>> Start
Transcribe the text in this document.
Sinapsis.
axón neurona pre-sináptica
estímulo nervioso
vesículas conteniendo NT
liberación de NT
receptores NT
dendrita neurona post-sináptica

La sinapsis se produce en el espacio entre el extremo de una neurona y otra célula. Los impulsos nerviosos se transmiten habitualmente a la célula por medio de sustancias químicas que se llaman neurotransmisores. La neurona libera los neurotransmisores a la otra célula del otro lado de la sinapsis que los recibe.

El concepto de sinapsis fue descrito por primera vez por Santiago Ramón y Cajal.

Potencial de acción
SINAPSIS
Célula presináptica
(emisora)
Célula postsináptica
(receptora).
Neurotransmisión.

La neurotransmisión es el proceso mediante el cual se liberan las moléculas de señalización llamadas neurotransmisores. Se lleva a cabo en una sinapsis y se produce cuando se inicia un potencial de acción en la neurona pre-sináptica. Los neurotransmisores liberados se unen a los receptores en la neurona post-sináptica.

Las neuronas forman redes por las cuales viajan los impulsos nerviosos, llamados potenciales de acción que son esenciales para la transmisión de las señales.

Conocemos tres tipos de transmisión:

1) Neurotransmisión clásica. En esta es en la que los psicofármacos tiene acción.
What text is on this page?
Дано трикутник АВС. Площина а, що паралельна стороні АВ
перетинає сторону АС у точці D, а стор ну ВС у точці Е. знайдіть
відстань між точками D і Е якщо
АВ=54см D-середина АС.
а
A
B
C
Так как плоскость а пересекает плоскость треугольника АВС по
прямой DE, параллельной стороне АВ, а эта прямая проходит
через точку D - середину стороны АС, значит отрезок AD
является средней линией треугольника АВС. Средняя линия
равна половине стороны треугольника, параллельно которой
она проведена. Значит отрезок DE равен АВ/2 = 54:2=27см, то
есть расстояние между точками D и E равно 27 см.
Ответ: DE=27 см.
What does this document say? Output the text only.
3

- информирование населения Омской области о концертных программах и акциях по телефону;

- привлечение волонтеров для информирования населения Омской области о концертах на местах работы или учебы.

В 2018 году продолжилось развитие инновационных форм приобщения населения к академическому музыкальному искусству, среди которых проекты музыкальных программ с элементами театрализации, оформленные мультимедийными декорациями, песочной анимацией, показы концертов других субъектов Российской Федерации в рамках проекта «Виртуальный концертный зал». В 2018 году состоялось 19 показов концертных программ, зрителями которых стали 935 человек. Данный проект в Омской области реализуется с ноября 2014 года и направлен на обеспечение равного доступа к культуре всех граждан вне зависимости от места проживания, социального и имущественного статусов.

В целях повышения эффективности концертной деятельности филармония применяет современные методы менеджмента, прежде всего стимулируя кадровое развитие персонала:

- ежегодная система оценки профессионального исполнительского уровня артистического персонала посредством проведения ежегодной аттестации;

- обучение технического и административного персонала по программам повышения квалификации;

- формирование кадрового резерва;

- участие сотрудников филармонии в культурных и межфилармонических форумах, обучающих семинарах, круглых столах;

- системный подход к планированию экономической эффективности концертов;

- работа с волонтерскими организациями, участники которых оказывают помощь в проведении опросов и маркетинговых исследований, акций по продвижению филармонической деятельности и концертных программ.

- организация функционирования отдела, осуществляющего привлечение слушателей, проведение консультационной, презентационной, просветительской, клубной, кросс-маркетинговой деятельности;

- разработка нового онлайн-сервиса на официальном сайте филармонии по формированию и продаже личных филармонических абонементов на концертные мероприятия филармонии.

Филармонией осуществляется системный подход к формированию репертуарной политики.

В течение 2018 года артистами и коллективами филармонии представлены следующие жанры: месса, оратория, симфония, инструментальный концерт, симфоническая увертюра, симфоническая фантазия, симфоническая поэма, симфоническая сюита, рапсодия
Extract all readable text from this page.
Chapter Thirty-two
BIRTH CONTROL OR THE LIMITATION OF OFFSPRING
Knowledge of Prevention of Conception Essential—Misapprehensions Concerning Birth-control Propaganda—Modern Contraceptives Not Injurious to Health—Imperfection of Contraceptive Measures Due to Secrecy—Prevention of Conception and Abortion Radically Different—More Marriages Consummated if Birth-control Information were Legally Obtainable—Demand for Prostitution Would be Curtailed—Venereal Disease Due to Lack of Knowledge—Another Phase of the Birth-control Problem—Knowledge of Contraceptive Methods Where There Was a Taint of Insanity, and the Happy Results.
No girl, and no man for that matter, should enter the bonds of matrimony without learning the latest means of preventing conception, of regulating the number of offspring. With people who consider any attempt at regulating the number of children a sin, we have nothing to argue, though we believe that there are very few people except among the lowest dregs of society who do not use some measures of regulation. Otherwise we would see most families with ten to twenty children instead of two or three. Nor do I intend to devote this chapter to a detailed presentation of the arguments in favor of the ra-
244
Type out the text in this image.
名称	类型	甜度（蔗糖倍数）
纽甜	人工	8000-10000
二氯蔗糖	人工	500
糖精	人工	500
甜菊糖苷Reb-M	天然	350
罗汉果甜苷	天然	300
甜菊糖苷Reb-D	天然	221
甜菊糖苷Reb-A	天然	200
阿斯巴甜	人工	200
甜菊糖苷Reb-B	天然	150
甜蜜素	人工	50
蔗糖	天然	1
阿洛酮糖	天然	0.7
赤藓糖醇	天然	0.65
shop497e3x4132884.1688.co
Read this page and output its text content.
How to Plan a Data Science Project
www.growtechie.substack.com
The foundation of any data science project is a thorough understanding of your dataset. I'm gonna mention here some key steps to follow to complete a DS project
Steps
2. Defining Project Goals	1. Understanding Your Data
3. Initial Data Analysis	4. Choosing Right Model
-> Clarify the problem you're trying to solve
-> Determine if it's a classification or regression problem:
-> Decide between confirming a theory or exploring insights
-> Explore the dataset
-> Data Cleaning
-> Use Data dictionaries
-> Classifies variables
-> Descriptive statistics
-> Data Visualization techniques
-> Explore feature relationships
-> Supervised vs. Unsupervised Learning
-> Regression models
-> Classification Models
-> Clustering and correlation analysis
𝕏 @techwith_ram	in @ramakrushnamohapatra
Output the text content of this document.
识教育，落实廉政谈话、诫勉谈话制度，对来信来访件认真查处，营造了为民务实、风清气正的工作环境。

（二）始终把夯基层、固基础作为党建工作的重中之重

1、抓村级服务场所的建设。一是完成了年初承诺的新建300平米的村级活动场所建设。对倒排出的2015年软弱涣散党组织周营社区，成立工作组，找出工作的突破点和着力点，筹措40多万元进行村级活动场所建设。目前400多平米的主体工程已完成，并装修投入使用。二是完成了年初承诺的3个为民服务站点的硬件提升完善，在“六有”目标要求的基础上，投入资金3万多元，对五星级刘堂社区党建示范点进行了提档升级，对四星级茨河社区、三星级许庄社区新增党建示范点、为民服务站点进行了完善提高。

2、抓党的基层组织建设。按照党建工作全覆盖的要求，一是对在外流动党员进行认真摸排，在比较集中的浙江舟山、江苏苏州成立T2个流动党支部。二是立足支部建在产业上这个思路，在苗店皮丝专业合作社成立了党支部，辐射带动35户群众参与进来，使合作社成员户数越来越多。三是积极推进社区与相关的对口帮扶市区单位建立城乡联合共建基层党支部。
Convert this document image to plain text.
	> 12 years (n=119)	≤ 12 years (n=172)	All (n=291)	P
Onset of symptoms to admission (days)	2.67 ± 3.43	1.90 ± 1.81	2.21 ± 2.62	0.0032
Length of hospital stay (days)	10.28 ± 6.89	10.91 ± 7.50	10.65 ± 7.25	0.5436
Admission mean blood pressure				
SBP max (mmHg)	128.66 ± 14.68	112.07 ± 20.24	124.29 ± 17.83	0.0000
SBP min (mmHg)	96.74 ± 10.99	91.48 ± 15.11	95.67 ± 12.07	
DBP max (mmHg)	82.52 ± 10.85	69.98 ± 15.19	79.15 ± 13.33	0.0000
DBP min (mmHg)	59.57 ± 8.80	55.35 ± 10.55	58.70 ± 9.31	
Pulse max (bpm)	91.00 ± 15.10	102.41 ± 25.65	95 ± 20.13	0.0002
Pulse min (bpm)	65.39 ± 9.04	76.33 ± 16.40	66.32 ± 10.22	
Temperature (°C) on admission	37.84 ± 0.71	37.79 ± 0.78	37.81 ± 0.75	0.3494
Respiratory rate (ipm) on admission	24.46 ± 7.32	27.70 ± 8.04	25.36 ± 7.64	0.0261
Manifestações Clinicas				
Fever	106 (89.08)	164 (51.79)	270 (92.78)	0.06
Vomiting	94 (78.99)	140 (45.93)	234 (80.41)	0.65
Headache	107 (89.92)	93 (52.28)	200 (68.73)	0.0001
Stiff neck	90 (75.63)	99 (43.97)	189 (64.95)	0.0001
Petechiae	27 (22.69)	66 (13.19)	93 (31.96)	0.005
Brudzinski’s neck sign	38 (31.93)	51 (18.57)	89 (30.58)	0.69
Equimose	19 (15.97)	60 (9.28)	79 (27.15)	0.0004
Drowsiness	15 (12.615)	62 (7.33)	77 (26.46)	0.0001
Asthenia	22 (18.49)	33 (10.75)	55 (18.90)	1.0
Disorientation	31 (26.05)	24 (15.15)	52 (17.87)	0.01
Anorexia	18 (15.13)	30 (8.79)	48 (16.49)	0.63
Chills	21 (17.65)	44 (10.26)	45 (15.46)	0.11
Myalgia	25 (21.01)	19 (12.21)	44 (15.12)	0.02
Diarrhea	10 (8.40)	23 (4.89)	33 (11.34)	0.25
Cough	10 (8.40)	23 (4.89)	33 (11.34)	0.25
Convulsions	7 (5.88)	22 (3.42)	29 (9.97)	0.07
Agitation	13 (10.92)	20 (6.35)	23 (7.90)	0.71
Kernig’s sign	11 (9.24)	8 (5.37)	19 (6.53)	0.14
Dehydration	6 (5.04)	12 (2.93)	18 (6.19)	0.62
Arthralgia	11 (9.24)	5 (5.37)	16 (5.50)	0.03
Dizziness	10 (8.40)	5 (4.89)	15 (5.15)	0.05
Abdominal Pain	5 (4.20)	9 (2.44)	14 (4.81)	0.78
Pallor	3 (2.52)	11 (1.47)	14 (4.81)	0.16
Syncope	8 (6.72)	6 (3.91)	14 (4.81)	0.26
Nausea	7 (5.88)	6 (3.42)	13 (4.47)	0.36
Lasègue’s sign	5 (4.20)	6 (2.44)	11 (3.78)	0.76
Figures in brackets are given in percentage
>> End
■ **EXERCISE DESCRIPTION**: Check each line of the records for "acción" and copy the ones that contain it.

■ **THE RESPONSE**:
Potencial de acción
La neurotransmisión es el proceso mediante el cual se liberan las moléculas de señalización llamadas neurotransmisores. Se lleva a cabo en una sinapsis y se produce cuando se inicia un potencial de acción en la neurona pre-sináptica. Los neurotransmisores liberados se unen a los receptores en la neurona post-sináptica.
Las neuronas forman redes por las cuales viajan los impulsos nerviosos, llamados potenciales de acción que son esenciales para la transmisión de las señales.
1) Neurotransmisión clásica. En esta es en la que los psicofármacos tiene acción.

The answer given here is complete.